**REQUEST:**
Single out the lines that include the word "ROBYG". Copy them.

# DATA EXCERPTS start

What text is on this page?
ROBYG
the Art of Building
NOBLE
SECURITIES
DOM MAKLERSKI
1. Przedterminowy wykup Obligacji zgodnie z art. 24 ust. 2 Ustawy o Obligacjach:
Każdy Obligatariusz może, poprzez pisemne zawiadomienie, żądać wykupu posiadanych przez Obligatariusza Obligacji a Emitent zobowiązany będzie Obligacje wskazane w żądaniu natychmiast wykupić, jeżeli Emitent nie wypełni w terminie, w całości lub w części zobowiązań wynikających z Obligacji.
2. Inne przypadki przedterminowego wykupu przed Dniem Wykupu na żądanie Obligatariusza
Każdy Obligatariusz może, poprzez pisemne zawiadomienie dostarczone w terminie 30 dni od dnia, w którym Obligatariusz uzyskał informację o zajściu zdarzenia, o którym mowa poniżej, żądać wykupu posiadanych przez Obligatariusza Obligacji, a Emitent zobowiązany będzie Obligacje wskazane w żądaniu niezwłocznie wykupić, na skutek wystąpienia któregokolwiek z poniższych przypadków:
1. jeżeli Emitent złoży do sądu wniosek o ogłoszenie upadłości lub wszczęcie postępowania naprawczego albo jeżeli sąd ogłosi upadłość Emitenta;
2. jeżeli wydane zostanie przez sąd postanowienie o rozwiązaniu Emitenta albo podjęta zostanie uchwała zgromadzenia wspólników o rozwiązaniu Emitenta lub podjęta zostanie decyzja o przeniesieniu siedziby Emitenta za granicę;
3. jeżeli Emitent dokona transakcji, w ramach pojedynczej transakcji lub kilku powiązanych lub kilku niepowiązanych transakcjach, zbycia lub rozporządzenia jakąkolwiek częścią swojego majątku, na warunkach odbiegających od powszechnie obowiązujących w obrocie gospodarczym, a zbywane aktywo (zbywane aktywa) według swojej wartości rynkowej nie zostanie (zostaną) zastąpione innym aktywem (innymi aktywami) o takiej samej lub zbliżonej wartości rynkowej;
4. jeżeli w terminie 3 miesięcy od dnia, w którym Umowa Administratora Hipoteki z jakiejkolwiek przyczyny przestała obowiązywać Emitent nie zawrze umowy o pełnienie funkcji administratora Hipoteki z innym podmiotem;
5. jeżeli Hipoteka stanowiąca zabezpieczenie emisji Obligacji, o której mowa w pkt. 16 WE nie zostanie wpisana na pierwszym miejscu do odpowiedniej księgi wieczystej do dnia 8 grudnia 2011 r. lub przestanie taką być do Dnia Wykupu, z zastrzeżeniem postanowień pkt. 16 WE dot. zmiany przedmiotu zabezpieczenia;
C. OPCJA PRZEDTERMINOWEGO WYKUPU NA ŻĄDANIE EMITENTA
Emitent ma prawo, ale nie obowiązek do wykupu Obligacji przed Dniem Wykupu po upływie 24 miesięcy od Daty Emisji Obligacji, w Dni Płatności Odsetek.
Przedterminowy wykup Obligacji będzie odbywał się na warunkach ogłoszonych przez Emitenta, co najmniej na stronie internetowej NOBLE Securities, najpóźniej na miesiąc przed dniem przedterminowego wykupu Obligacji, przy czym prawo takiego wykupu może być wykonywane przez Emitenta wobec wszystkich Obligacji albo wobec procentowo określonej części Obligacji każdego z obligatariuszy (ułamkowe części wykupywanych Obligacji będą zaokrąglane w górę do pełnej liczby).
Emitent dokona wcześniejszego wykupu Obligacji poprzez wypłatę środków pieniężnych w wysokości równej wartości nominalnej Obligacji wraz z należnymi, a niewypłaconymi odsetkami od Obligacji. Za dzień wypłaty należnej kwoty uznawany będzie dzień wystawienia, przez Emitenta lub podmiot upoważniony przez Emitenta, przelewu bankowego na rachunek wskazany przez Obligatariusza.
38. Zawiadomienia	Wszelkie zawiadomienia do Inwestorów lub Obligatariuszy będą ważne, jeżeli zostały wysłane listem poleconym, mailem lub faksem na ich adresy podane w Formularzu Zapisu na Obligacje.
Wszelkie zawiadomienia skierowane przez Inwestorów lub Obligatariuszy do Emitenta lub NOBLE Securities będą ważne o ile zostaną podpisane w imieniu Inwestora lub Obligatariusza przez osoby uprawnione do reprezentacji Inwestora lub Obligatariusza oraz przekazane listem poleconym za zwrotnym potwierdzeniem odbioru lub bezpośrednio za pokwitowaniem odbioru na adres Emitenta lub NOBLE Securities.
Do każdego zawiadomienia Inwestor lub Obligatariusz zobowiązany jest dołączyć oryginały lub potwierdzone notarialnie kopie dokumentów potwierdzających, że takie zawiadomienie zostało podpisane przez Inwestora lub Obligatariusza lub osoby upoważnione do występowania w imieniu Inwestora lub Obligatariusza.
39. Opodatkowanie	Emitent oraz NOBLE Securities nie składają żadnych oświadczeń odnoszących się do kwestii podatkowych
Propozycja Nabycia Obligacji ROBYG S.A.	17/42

# DATA EXCERPTS end

**SOLUTION FOR THIS EXERCISE:**
ROBYG
Propozycja Nabycia Obligacji ROBYG S.A.	17/42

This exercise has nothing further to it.